Material:
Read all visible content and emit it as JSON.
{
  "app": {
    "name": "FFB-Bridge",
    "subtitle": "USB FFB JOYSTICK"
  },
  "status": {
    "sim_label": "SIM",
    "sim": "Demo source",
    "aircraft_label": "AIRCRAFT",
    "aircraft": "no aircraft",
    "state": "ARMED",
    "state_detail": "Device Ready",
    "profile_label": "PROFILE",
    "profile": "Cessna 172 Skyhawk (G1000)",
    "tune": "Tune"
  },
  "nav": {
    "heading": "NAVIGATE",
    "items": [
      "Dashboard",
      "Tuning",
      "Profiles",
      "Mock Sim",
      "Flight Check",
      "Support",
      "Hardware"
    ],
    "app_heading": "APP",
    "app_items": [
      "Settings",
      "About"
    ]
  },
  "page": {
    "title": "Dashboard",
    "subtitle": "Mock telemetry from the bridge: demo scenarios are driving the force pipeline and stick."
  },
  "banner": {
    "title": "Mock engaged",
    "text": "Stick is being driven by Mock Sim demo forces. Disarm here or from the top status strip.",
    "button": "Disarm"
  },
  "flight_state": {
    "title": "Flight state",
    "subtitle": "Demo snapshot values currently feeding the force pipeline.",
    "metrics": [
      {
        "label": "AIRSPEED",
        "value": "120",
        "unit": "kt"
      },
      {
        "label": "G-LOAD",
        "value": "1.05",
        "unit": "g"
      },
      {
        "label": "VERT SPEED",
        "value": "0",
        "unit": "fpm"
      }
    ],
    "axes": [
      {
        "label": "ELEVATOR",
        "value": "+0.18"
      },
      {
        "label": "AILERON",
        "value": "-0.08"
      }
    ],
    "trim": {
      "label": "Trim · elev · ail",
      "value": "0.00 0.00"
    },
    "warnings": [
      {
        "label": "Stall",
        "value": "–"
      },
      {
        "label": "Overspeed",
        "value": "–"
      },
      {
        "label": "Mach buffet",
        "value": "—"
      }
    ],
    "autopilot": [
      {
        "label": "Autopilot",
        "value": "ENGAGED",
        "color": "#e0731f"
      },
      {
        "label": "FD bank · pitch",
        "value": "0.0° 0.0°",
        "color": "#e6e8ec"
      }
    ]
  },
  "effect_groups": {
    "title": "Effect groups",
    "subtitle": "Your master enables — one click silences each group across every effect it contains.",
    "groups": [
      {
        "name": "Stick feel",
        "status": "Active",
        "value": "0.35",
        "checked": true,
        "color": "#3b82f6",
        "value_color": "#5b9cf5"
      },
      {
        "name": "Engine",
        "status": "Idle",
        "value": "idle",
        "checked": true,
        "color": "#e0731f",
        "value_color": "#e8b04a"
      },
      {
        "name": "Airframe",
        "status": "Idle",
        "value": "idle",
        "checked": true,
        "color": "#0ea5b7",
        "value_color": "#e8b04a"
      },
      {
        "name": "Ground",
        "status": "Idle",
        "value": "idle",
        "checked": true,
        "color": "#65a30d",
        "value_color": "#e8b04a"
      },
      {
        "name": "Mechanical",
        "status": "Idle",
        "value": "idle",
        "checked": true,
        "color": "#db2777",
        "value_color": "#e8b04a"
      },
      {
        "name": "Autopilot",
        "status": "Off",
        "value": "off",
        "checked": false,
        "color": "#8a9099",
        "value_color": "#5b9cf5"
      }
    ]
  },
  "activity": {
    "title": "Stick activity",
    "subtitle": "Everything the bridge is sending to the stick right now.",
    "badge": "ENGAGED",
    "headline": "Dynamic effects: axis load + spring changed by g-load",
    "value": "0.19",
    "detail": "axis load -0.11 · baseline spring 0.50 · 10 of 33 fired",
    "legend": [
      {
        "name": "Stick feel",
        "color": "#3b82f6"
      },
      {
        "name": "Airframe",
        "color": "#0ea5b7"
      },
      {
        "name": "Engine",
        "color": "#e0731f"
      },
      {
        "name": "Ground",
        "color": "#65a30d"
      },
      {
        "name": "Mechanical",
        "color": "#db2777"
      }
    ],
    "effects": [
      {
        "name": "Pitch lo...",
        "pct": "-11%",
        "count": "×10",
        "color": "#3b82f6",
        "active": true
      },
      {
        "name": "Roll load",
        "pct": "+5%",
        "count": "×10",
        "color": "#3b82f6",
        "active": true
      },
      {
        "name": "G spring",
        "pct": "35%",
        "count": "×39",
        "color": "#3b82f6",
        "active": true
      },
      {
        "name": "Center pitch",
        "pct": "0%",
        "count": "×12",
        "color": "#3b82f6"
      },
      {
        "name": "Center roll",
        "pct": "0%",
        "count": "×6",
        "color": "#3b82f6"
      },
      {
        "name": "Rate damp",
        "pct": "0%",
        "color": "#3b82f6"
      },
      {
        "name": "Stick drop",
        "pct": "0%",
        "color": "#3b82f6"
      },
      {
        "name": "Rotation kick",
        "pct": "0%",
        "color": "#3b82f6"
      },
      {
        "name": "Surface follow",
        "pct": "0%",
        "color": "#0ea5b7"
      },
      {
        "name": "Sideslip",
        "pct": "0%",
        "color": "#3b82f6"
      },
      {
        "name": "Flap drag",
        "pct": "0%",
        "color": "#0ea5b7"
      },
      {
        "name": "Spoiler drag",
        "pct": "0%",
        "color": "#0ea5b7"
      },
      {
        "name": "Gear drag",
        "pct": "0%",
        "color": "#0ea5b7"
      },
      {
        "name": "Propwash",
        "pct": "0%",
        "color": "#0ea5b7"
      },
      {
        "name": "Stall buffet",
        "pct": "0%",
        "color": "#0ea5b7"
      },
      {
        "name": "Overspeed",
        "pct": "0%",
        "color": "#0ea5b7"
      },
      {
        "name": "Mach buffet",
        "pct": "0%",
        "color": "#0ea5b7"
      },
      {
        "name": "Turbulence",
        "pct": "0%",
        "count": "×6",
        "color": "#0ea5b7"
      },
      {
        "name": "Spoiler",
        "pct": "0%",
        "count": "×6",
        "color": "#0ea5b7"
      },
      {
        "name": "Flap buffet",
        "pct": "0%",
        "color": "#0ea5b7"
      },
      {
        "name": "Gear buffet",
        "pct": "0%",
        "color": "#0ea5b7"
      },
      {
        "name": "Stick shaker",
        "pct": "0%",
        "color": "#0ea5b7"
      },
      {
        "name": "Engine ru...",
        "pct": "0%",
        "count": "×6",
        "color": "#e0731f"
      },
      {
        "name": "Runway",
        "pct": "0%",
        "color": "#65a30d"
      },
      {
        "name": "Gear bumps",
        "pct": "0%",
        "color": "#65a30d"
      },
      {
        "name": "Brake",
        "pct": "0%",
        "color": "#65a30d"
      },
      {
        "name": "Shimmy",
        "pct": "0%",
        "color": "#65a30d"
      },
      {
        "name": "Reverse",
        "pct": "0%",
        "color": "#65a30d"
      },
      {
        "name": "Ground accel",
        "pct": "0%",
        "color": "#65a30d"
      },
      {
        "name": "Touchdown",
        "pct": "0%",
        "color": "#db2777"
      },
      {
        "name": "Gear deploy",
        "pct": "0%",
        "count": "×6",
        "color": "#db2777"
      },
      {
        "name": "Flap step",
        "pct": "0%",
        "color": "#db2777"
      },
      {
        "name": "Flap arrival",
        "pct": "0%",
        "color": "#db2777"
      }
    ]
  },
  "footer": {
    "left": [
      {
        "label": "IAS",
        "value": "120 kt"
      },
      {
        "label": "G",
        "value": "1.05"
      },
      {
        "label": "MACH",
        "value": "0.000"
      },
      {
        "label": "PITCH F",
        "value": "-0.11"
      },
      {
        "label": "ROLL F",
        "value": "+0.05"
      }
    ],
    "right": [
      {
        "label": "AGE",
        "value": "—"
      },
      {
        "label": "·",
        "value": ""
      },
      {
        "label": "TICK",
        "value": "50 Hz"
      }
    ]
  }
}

Task goal:
Copy all lines in the listing above where the string "spring" appears.

Response below:
    "headline": "Dynamic effects: axis load + spring changed by g-load",
    "detail": "axis load -0.11 · baseline spring 0.50 · 10 of 33 fired",
        "name": "G spring",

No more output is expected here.